§ **What is required**:
Copy out all lines where "game" appears.
##### Records for this exercise #####
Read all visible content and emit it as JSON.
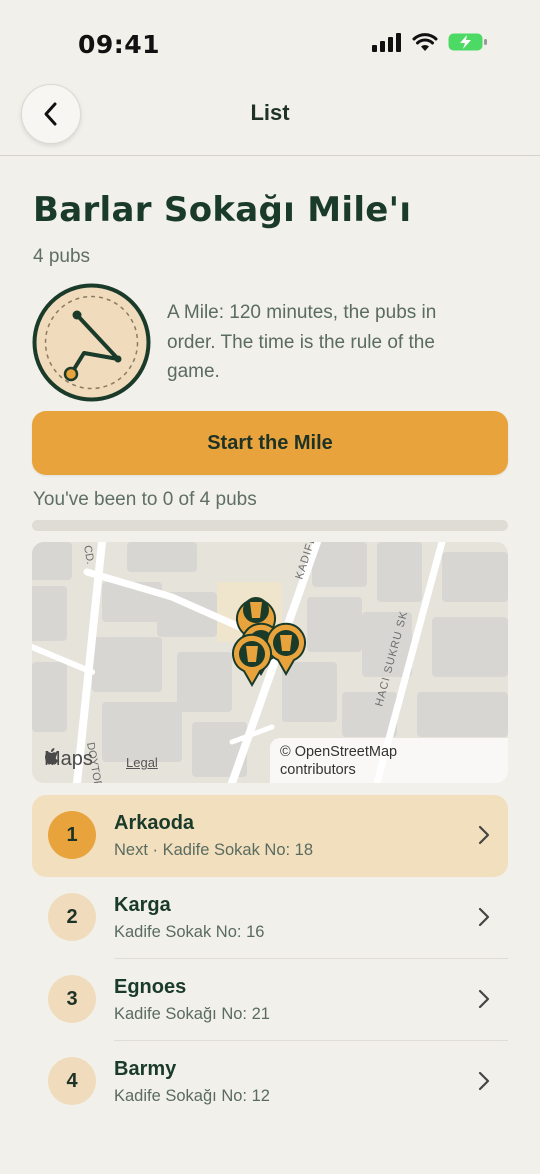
{
  "status": {
    "time": "09:41"
  },
  "nav": {
    "title": "List"
  },
  "header": {
    "title": "Barlar Sokağı Mile'ı",
    "subtitle": "4 pubs",
    "description": "A Mile: 120 minutes, the pubs in order. The time is the rule of the game."
  },
  "actions": {
    "start_label": "Start the Mile"
  },
  "progress": {
    "text": "You've been to 0 of 4 pubs",
    "visited": 0,
    "total": 4
  },
  "map": {
    "logo_text": "Maps",
    "legal_label": "Legal",
    "attribution_line1": "© OpenStreetMap",
    "attribution_line2": "contributors",
    "street_labels": [
      "KADIFE",
      "HACI SUKRU SK",
      "CD.",
      "DOYTOR"
    ]
  },
  "pubs": [
    {
      "number": "1",
      "name": "Arkaoda",
      "sub": "Next · Kadife Sokak No: 18",
      "active": true
    },
    {
      "number": "2",
      "name": "Karga",
      "sub": "Kadife Sokak No: 16",
      "active": false
    },
    {
      "number": "3",
      "name": "Egnoes",
      "sub": "Kadife Sokağı No: 21",
      "active": false
    },
    {
      "number": "4",
      "name": "Barmy",
      "sub": "Kadife Sokağı No: 12",
      "active": false
    }
  ],
  "colors": {
    "accent": "#e8a33c",
    "primary": "#1a3a2a",
    "background": "#f2f0eb",
    "active_row": "#f2dfbd"
  }
}
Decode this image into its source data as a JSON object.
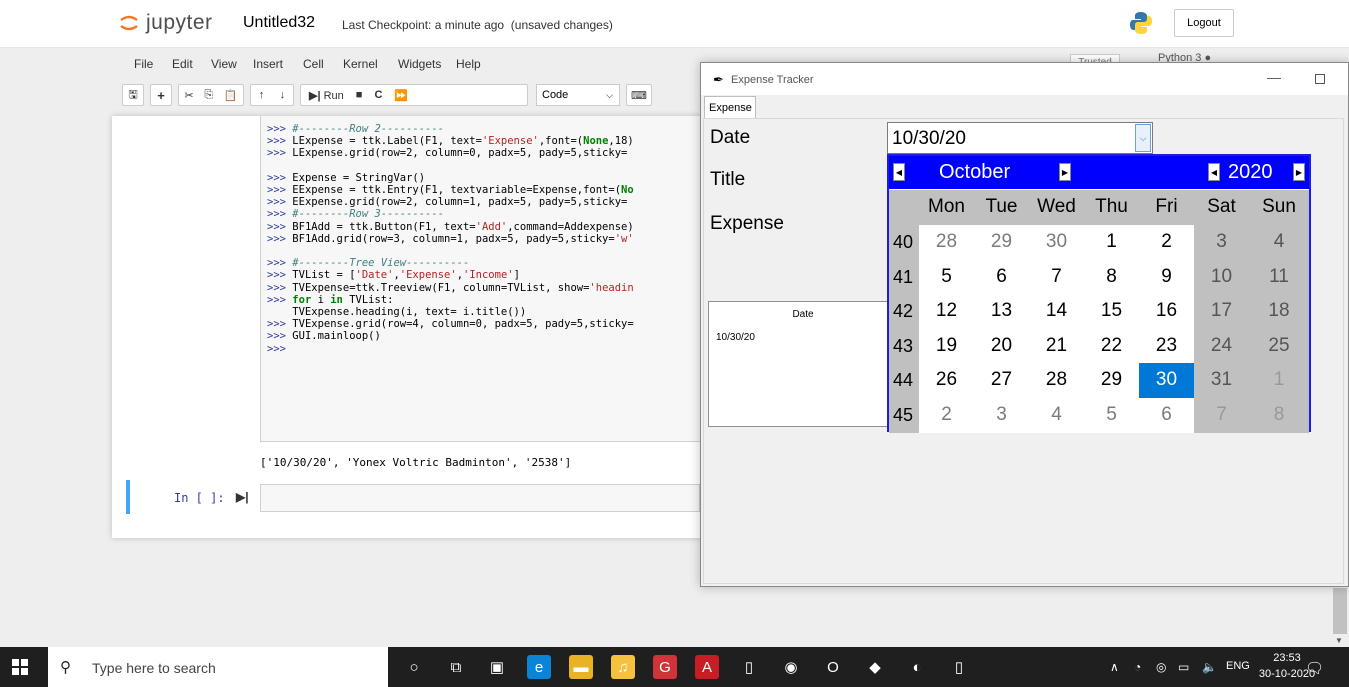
{
  "jupyter": {
    "logo_text": "jupyter",
    "notebook_name": "Untitled32",
    "checkpoint": "Last Checkpoint: a minute ago",
    "unsaved": "(unsaved changes)",
    "logout": "Logout",
    "trusted": "Trusted",
    "kernel": "Python 3",
    "menu": [
      "File",
      "Edit",
      "View",
      "Insert",
      "Cell",
      "Kernel",
      "Widgets",
      "Help"
    ],
    "toolbar": {
      "run_label": "Run",
      "cell_type": "Code"
    },
    "code_lines": [
      {
        "prompt": ">>> ",
        "parts": [
          {
            "t": "#--------Row 2----------",
            "c": "comment"
          }
        ]
      },
      {
        "prompt": ">>> ",
        "parts": [
          {
            "t": "LExpense = ttk.Label(F1, text=",
            "c": ""
          },
          {
            "t": "'Expense'",
            "c": "str"
          },
          {
            "t": ",font=(",
            "c": ""
          },
          {
            "t": "None",
            "c": "kw"
          },
          {
            "t": ",18)",
            "c": ""
          }
        ]
      },
      {
        "prompt": ">>> ",
        "parts": [
          {
            "t": "LExpense.grid(row=2, column=0, padx=5, pady=5,sticky=",
            "c": ""
          }
        ]
      },
      {
        "prompt": "",
        "parts": []
      },
      {
        "prompt": ">>> ",
        "parts": [
          {
            "t": "Expense = StringVar()",
            "c": ""
          }
        ]
      },
      {
        "prompt": ">>> ",
        "parts": [
          {
            "t": "EExpense = ttk.Entry(F1, textvariable=Expense,font=(",
            "c": ""
          },
          {
            "t": "No",
            "c": "kw"
          }
        ]
      },
      {
        "prompt": ">>> ",
        "parts": [
          {
            "t": "EExpense.grid(row=2, column=1, padx=5, pady=5,sticky=",
            "c": ""
          }
        ]
      },
      {
        "prompt": ">>> ",
        "parts": [
          {
            "t": "#--------Row 3----------",
            "c": "comment"
          }
        ]
      },
      {
        "prompt": ">>> ",
        "parts": [
          {
            "t": "BF1Add = ttk.Button(F1, text=",
            "c": ""
          },
          {
            "t": "'Add'",
            "c": "str"
          },
          {
            "t": ",command=Addexpense)",
            "c": ""
          }
        ]
      },
      {
        "prompt": ">>> ",
        "parts": [
          {
            "t": "BF1Add.grid(row=3, column=1, padx=5, pady=5,sticky=",
            "c": ""
          },
          {
            "t": "'w'",
            "c": "str"
          }
        ]
      },
      {
        "prompt": "",
        "parts": []
      },
      {
        "prompt": ">>> ",
        "parts": [
          {
            "t": "#--------Tree View----------",
            "c": "comment"
          }
        ]
      },
      {
        "prompt": ">>> ",
        "parts": [
          {
            "t": "TVList = [",
            "c": ""
          },
          {
            "t": "'Date'",
            "c": "str"
          },
          {
            "t": ",",
            "c": ""
          },
          {
            "t": "'Expense'",
            "c": "str"
          },
          {
            "t": ",",
            "c": ""
          },
          {
            "t": "'Income'",
            "c": "str"
          },
          {
            "t": "]",
            "c": ""
          }
        ]
      },
      {
        "prompt": ">>> ",
        "parts": [
          {
            "t": "TVExpense=ttk.Treeview(F1, column=TVList, show=",
            "c": ""
          },
          {
            "t": "'headin",
            "c": "str"
          }
        ]
      },
      {
        "prompt": ">>> ",
        "parts": [
          {
            "t": "for",
            "c": "kw"
          },
          {
            "t": " i ",
            "c": ""
          },
          {
            "t": "in",
            "c": "kw"
          },
          {
            "t": " TVList:",
            "c": ""
          }
        ]
      },
      {
        "prompt": "",
        "parts": [
          {
            "t": "    TVExpense.heading(i, text= i.title())",
            "c": ""
          }
        ]
      },
      {
        "prompt": ">>> ",
        "parts": [
          {
            "t": "TVExpense.grid(row=4, column=0, padx=5, pady=5,sticky=",
            "c": ""
          }
        ]
      },
      {
        "prompt": ">>> ",
        "parts": [
          {
            "t": "GUI.mainloop()",
            "c": ""
          }
        ]
      },
      {
        "prompt": ">>>",
        "parts": []
      }
    ],
    "output": "['10/30/20', 'Yonex Voltric Badminton', '2538']",
    "next_prompt": "In [ ]:"
  },
  "tk": {
    "window_title": "Expense Tracker",
    "tab": "Expense",
    "labels": {
      "date": "Date",
      "title": "Title",
      "expense": "Expense"
    },
    "date_value": "10/30/20",
    "tree_header": "Date",
    "tree_row": "10/30/20"
  },
  "calendar": {
    "month": "October",
    "year": "2020",
    "days_of_week": [
      "Mon",
      "Tue",
      "Wed",
      "Thu",
      "Fri",
      "Sat",
      "Sun"
    ],
    "weeks": [
      {
        "num": "40",
        "days": [
          {
            "d": "28",
            "o": true
          },
          {
            "d": "29",
            "o": true
          },
          {
            "d": "30",
            "o": true
          },
          {
            "d": "1"
          },
          {
            "d": "2"
          },
          {
            "d": "3"
          },
          {
            "d": "4"
          }
        ]
      },
      {
        "num": "41",
        "days": [
          {
            "d": "5"
          },
          {
            "d": "6"
          },
          {
            "d": "7"
          },
          {
            "d": "8"
          },
          {
            "d": "9"
          },
          {
            "d": "10"
          },
          {
            "d": "11"
          }
        ]
      },
      {
        "num": "42",
        "days": [
          {
            "d": "12"
          },
          {
            "d": "13"
          },
          {
            "d": "14"
          },
          {
            "d": "15"
          },
          {
            "d": "16"
          },
          {
            "d": "17"
          },
          {
            "d": "18"
          }
        ]
      },
      {
        "num": "43",
        "days": [
          {
            "d": "19"
          },
          {
            "d": "20"
          },
          {
            "d": "21"
          },
          {
            "d": "22"
          },
          {
            "d": "23"
          },
          {
            "d": "24"
          },
          {
            "d": "25"
          }
        ]
      },
      {
        "num": "44",
        "days": [
          {
            "d": "26"
          },
          {
            "d": "27"
          },
          {
            "d": "28"
          },
          {
            "d": "29"
          },
          {
            "d": "30",
            "s": true
          },
          {
            "d": "31"
          },
          {
            "d": "1",
            "o": true
          }
        ]
      },
      {
        "num": "45",
        "days": [
          {
            "d": "2",
            "o": true
          },
          {
            "d": "3",
            "o": true
          },
          {
            "d": "4",
            "o": true
          },
          {
            "d": "5",
            "o": true
          },
          {
            "d": "6",
            "o": true
          },
          {
            "d": "7",
            "o": true
          },
          {
            "d": "8",
            "o": true
          }
        ]
      }
    ],
    "colors": {
      "header": "#0000ff",
      "selected": "#0078d7",
      "weekend": "#c0c0c0"
    }
  },
  "taskbar": {
    "search_placeholder": "Type here to search",
    "language": "ENG",
    "time": "23:53",
    "date": "30-10-2020",
    "notify_count": "1",
    "apps": [
      {
        "name": "cortana-icon",
        "glyph": "○",
        "bg": "transparent"
      },
      {
        "name": "task-view-icon",
        "glyph": "⧉",
        "bg": "transparent"
      },
      {
        "name": "store-icon",
        "glyph": "▣",
        "bg": "transparent"
      },
      {
        "name": "edge-icon",
        "glyph": "e",
        "bg": "#0a84d6"
      },
      {
        "name": "file-explorer-icon",
        "glyph": "▬",
        "bg": "#e9b424"
      },
      {
        "name": "player-icon",
        "glyph": "♫",
        "bg": "#f6c23e"
      },
      {
        "name": "game-icon",
        "glyph": "G",
        "bg": "#d13438"
      },
      {
        "name": "acrobat-icon",
        "glyph": "A",
        "bg": "#c81d25"
      },
      {
        "name": "file-icon",
        "glyph": "▯",
        "bg": "transparent"
      },
      {
        "name": "chrome-icon",
        "glyph": "◉",
        "bg": "transparent"
      },
      {
        "name": "opera-icon",
        "glyph": "O",
        "bg": "transparent"
      },
      {
        "name": "python-icon",
        "glyph": "◆",
        "bg": "transparent"
      },
      {
        "name": "jupyter-icon",
        "glyph": "◐",
        "bg": "transparent"
      },
      {
        "name": "document-icon",
        "glyph": "▯",
        "bg": "transparent"
      }
    ]
  }
}
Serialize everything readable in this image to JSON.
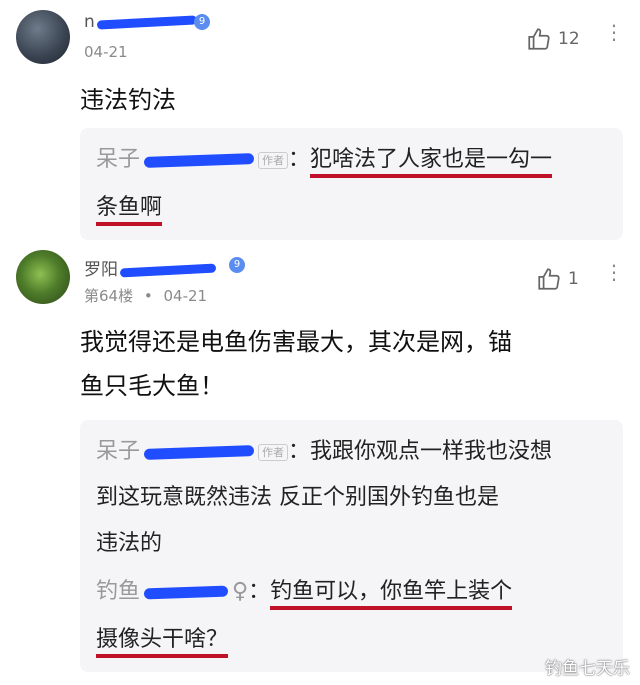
{
  "comment1": {
    "username_prefix": "n",
    "level": "9",
    "date": "04-21",
    "likes": "12",
    "text": "违法钓法",
    "reply": {
      "author_prefix": "呆子",
      "author_tag": "作者",
      "separator": "：",
      "text_line1": "犯啥法了人家也是一勾一",
      "text_line2": "条鱼啊"
    }
  },
  "comment2": {
    "username_prefix": "罗阳",
    "level": "9",
    "floor": "第64楼",
    "dot": "•",
    "date": "04-21",
    "likes": "1",
    "text_line1": "我觉得还是电鱼伤害最大，其次是网，锚",
    "text_line2": "鱼只毛大鱼！",
    "replies": [
      {
        "author_prefix": "呆子",
        "author_tag": "作者",
        "separator": "：",
        "text_line1": "我跟你观点一样我也没想",
        "text_line2": "到这玩意既然违法 反正个别国外钓鱼也是",
        "text_line3": "违法的"
      },
      {
        "author_prefix": "钓鱼",
        "author_suffix": "♀",
        "separator": "：",
        "text_line1": "钓鱼可以，你鱼竿上装个",
        "text_line2": "摄像头干啥？"
      }
    ]
  },
  "watermark": "钓鱼七天乐",
  "icons": {
    "like": "thumbs-up-icon",
    "more": "more-vertical-icon"
  }
}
#####
§ **Solution for this problem**:
    "description": "A Mile: 120 minutes, the pubs in order. The time is the rule of the game."
        "name": "game-icon",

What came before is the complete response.